WHAT THE TASK ASKS - Scan each line of the records for the word "Mobility" and extract the ones that have it.

ENTRIES SHOWN -
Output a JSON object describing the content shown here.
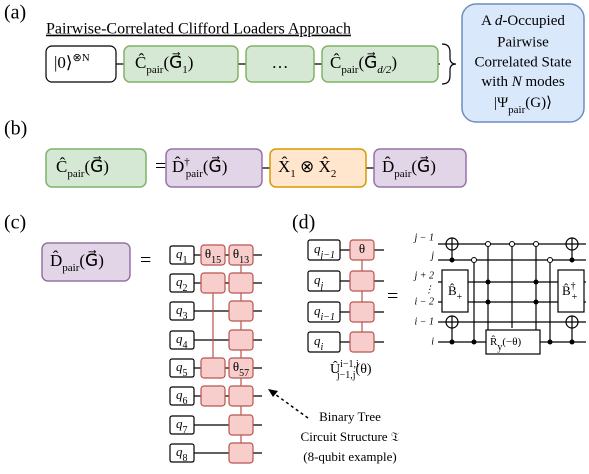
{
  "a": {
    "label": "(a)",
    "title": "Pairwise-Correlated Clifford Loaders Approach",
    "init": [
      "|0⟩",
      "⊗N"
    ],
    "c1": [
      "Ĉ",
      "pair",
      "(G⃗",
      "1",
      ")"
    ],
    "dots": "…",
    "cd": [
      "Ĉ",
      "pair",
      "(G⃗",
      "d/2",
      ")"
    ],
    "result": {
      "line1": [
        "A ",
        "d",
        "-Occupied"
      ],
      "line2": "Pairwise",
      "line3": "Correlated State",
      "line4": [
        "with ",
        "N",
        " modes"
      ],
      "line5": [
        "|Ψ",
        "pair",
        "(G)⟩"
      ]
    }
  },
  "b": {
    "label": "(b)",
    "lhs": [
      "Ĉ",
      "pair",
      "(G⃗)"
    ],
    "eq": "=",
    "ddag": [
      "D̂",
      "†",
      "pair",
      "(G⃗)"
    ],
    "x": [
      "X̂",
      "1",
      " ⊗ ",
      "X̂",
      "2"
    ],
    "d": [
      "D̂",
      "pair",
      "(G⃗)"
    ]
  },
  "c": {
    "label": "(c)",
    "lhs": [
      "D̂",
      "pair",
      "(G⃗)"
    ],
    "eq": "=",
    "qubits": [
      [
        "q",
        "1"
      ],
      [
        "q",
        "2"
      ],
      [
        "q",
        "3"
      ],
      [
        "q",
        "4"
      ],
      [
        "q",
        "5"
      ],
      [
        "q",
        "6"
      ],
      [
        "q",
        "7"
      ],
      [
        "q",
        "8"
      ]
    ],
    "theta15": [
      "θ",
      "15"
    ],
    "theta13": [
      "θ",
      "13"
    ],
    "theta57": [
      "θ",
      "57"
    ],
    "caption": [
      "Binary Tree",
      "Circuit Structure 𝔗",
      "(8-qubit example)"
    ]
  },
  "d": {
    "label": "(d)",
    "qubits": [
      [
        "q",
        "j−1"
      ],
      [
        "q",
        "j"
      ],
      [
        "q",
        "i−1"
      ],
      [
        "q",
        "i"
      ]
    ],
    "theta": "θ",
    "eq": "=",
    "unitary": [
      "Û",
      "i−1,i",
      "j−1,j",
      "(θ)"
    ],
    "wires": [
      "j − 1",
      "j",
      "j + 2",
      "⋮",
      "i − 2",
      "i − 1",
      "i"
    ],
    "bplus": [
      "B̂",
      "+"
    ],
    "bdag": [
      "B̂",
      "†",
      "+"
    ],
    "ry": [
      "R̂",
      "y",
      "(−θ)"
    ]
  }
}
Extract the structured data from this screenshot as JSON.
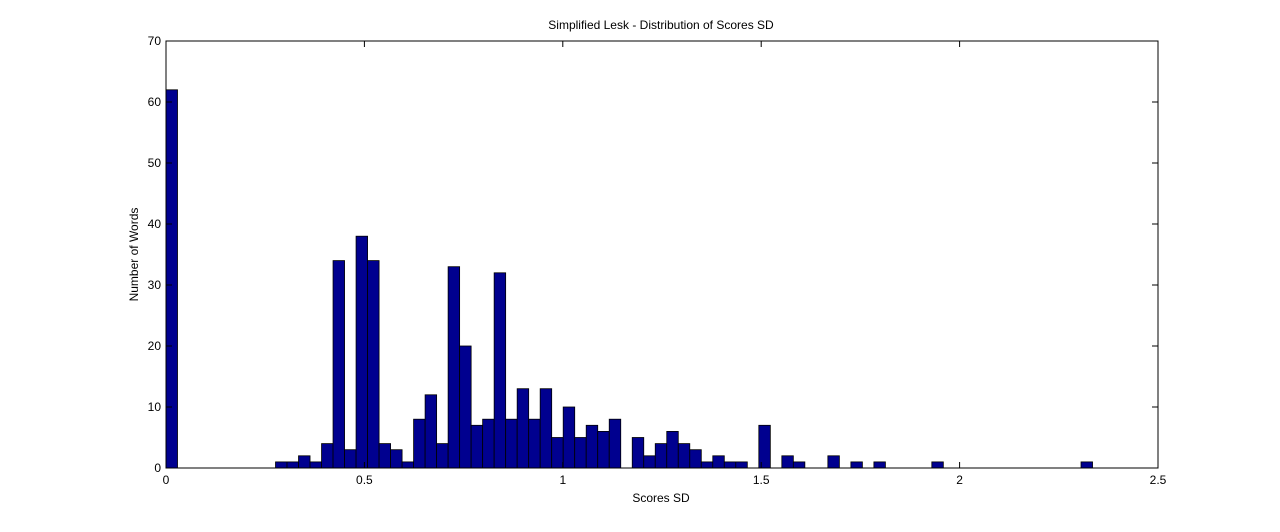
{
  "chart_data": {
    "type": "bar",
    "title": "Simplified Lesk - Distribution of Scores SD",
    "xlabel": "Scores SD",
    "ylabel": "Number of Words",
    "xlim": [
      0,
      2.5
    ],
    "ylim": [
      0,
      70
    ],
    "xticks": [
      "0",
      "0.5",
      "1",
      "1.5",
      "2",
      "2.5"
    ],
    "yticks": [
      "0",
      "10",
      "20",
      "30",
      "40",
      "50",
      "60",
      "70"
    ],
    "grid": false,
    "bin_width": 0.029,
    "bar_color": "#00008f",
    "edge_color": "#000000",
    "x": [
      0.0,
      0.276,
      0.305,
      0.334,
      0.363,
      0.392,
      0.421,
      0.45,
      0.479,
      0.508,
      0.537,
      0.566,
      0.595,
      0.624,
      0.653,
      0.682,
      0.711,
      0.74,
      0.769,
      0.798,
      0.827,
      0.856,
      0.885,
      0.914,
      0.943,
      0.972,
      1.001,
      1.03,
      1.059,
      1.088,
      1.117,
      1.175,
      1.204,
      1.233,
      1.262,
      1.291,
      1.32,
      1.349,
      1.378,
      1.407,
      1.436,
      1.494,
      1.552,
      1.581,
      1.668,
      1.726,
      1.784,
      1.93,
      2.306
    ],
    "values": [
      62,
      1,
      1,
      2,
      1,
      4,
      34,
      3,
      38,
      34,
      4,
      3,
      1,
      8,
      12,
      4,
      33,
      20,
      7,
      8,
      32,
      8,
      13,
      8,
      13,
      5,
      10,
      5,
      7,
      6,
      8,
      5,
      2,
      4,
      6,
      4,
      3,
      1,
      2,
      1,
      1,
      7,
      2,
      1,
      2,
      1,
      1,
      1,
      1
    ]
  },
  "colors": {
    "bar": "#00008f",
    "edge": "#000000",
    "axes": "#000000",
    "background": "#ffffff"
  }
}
* * *
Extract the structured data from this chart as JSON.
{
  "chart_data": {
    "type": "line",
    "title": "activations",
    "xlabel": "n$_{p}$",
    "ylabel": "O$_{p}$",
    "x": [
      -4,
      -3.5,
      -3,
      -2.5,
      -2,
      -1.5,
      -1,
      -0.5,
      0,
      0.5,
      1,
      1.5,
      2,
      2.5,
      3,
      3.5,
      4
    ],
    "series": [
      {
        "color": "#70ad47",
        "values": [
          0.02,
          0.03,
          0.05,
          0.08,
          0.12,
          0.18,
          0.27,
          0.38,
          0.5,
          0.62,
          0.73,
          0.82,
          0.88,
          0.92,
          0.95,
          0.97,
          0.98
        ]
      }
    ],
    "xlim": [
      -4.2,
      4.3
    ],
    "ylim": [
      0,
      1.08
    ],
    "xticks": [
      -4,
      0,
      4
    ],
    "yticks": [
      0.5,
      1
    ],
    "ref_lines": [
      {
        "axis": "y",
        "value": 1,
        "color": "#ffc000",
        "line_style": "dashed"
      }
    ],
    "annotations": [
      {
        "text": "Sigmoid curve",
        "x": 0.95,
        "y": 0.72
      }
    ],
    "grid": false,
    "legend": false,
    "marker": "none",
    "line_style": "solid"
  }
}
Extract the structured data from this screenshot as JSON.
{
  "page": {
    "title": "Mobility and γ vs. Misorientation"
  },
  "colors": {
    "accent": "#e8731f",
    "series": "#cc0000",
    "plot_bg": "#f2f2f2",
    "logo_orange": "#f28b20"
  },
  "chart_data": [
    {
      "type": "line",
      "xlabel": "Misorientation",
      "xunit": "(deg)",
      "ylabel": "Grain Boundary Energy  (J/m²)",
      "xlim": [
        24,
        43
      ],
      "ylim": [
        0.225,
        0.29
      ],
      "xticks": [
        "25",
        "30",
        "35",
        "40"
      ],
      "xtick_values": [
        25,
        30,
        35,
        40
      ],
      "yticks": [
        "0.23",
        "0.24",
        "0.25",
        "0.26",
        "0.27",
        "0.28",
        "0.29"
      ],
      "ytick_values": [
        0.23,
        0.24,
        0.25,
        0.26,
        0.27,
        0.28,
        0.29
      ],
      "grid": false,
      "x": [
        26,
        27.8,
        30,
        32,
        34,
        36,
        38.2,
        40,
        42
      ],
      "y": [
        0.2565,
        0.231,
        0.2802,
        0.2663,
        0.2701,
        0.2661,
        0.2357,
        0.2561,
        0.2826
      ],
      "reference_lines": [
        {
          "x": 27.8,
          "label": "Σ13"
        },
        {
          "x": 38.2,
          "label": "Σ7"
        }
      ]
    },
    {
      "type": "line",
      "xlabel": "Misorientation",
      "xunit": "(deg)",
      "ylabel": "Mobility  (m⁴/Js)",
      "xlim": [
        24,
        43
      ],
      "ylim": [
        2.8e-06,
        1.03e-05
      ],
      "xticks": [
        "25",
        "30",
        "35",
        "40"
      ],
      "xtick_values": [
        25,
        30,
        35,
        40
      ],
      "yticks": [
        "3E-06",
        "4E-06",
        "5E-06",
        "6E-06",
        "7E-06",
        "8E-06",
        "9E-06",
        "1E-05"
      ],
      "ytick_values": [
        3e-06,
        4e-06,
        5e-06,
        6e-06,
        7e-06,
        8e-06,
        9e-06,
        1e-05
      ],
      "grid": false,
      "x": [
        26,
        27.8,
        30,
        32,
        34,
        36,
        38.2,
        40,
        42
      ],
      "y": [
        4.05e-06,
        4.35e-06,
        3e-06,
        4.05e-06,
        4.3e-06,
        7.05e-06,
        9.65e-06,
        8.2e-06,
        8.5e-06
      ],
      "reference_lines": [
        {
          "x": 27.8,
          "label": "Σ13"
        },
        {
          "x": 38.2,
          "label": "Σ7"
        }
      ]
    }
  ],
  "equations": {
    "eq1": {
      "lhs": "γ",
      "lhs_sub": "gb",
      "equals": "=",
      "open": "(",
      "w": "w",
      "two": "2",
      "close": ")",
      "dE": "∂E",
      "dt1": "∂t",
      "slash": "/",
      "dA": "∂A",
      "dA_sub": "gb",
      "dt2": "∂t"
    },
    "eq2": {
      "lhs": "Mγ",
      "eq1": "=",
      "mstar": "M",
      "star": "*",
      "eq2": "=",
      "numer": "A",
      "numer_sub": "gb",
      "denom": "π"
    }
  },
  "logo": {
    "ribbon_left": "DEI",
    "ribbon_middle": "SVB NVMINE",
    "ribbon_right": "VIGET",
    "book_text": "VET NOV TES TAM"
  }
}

COMPLETE RESPONSE -
    "title": "Mobility and γ vs. Misorientation"
      "ylabel": "Mobility  (m⁴/Js)",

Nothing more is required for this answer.